§ What you need to do:
Extract all lines in the data that contain the word "情報一覧".

Extracted data entries:
-=-=-

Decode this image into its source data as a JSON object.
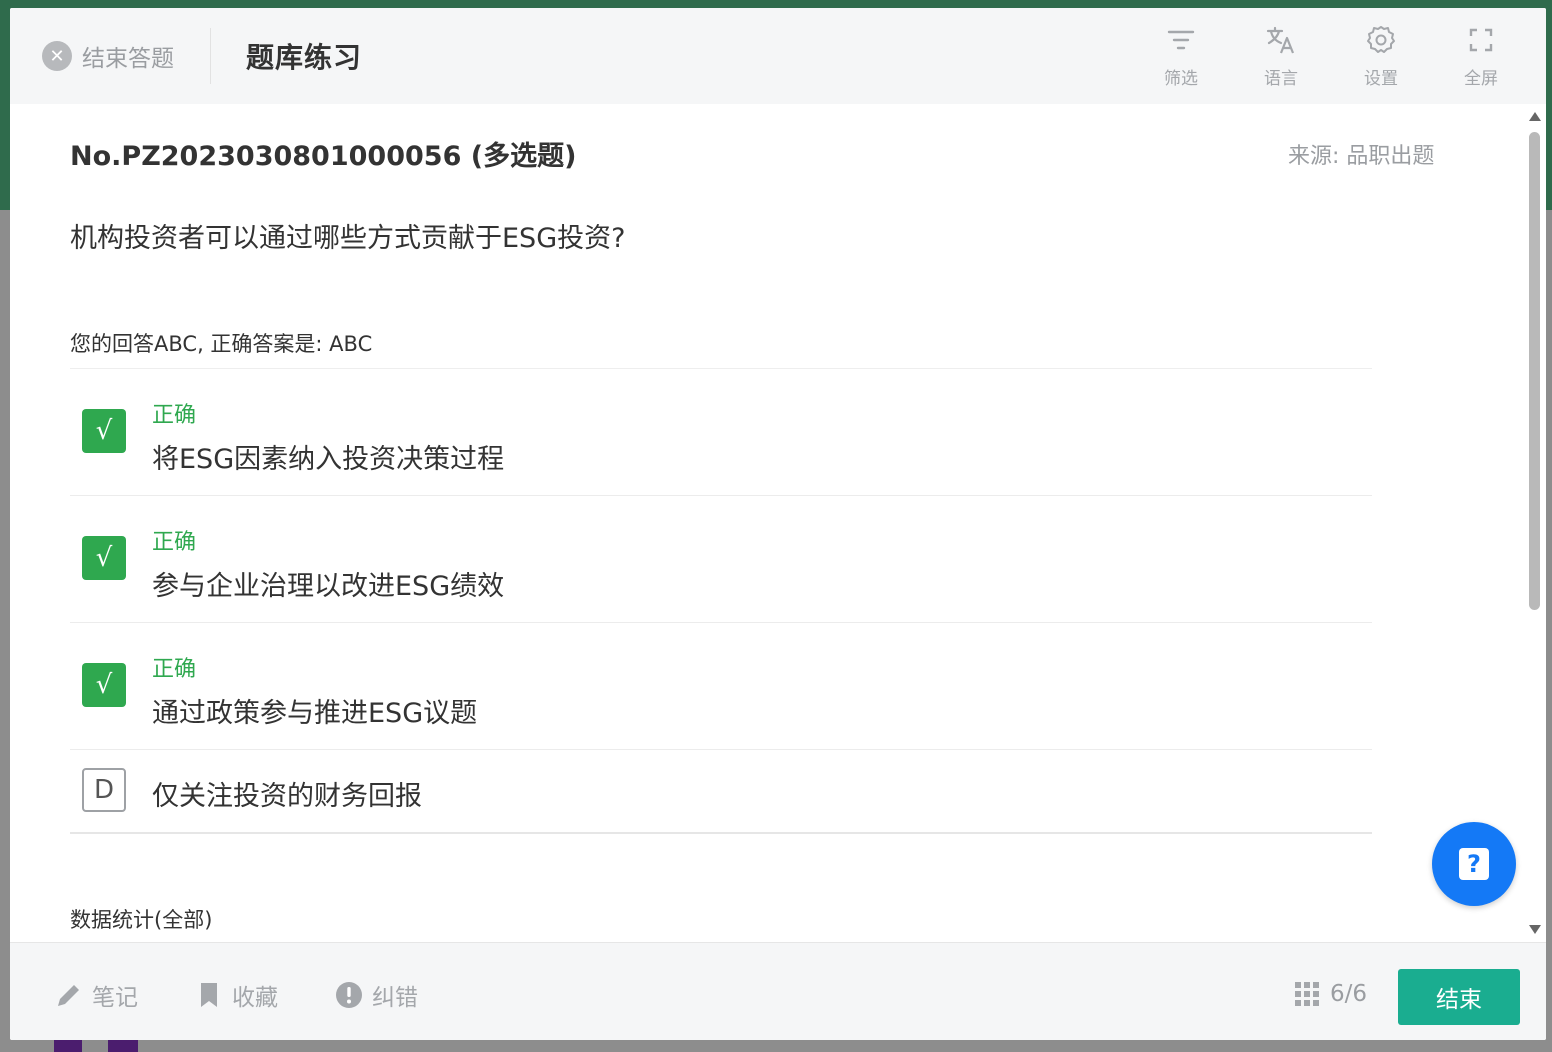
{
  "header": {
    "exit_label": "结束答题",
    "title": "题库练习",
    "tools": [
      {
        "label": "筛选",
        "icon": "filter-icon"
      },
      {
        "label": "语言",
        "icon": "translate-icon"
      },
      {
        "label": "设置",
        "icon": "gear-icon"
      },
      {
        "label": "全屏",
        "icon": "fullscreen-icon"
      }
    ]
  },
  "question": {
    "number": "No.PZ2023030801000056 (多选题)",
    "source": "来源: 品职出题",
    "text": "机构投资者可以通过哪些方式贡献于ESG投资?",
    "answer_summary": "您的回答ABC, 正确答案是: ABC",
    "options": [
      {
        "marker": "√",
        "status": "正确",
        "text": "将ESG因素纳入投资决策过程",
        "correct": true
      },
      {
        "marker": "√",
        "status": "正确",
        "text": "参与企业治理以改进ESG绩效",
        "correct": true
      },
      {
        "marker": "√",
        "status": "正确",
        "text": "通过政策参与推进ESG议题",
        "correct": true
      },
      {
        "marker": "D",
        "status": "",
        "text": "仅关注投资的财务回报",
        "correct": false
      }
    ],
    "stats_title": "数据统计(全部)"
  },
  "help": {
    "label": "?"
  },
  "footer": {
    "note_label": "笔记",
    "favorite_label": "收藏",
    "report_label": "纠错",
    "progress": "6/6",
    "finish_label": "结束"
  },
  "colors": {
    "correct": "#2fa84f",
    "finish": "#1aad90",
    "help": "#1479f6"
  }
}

-=-=-

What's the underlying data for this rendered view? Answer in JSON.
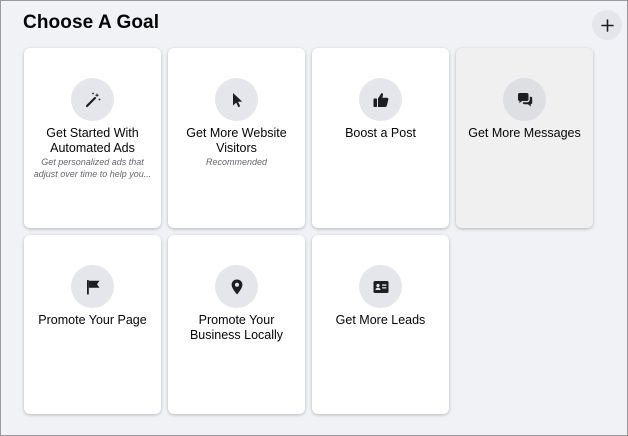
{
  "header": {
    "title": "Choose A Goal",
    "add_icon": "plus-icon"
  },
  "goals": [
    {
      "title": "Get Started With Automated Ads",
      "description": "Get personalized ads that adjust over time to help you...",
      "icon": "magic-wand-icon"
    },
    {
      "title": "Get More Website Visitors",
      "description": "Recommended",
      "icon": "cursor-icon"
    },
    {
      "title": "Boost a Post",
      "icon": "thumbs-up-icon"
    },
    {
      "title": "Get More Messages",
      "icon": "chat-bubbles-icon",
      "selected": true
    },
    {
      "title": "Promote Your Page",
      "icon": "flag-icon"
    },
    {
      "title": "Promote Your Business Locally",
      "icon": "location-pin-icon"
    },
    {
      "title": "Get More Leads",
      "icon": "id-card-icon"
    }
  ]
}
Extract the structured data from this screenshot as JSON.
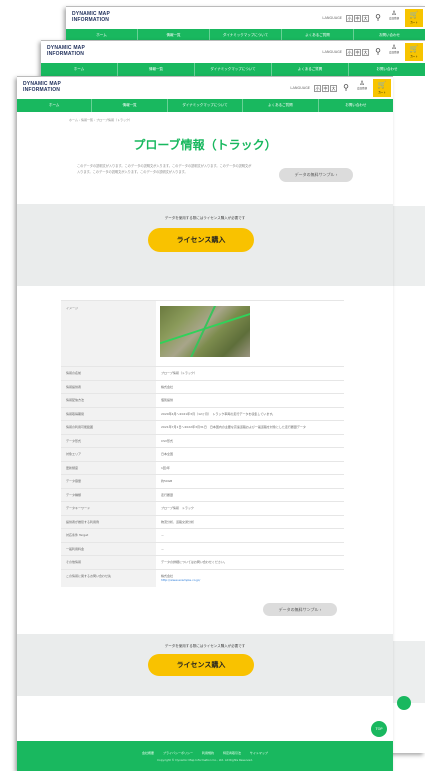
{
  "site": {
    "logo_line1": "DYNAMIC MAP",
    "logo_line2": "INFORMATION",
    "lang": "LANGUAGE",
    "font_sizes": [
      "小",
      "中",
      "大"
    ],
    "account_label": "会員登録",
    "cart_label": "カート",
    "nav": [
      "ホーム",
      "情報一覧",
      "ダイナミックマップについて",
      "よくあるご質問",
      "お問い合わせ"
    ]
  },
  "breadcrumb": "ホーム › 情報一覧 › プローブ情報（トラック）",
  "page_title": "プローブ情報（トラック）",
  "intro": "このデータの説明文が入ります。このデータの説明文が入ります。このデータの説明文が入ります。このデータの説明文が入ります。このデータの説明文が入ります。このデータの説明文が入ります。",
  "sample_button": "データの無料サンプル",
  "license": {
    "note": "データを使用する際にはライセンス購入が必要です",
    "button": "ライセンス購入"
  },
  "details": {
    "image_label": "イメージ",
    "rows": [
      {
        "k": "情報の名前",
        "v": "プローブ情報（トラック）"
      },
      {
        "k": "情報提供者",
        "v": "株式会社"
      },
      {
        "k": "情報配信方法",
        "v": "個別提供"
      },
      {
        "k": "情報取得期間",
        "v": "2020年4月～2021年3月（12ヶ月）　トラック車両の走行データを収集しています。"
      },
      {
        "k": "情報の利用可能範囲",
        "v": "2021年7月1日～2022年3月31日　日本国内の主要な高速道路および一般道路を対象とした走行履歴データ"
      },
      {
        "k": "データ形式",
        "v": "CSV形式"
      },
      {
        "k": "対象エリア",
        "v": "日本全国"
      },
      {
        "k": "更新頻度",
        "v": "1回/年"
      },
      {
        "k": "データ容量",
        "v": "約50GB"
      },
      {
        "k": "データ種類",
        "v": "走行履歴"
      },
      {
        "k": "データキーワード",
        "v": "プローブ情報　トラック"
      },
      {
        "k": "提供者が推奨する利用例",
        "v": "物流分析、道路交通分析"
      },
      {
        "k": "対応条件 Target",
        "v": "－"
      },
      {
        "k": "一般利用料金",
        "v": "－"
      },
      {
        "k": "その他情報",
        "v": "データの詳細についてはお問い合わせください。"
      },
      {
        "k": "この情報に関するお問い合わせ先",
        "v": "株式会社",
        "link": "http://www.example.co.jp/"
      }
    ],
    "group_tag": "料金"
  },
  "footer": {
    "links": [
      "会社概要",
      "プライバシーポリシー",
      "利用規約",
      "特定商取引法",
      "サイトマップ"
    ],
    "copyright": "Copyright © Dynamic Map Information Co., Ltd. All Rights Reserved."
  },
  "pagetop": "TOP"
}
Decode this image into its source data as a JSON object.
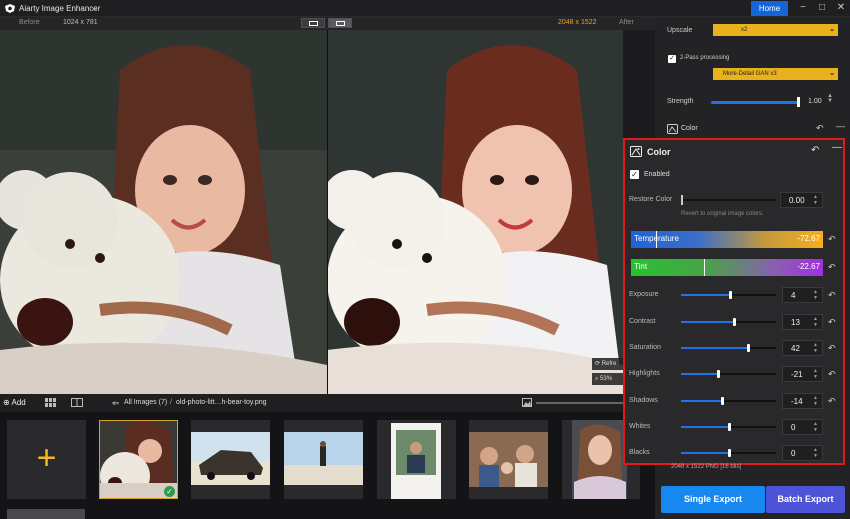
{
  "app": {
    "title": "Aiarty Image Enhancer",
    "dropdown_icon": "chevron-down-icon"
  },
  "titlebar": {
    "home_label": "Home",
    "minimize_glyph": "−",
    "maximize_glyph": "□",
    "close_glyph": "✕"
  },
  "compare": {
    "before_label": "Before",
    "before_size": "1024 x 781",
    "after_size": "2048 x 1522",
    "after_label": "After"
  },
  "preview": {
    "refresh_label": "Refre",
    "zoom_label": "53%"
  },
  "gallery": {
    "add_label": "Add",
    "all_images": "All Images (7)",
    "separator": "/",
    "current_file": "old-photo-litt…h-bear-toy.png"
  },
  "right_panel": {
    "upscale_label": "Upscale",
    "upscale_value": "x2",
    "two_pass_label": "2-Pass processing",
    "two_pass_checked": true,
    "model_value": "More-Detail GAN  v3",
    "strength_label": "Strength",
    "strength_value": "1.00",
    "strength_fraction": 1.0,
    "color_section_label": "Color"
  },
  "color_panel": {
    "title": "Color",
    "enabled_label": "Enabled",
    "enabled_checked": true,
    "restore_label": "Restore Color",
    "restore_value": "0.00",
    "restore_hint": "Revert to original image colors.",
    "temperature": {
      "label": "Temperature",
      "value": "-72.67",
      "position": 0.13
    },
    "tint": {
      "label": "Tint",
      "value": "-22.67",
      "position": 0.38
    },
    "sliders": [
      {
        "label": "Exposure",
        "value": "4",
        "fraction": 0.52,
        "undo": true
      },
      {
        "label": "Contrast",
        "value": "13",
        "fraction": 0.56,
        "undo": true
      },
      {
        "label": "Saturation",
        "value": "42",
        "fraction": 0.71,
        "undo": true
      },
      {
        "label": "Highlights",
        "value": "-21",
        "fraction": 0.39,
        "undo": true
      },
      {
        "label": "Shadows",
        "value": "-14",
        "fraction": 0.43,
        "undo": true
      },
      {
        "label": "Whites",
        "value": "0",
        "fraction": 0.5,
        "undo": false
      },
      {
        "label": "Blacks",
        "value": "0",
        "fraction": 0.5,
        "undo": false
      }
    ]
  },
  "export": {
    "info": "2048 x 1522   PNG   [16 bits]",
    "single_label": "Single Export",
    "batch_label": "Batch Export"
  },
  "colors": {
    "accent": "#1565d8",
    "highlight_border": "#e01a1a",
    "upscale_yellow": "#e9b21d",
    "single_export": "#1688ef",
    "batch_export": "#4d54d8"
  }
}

-=-=-

§ Finished answer:
      "情報一覧",
  "breadcrumb": "ホーム › 情報一覧 › プローブ情報（トラック）",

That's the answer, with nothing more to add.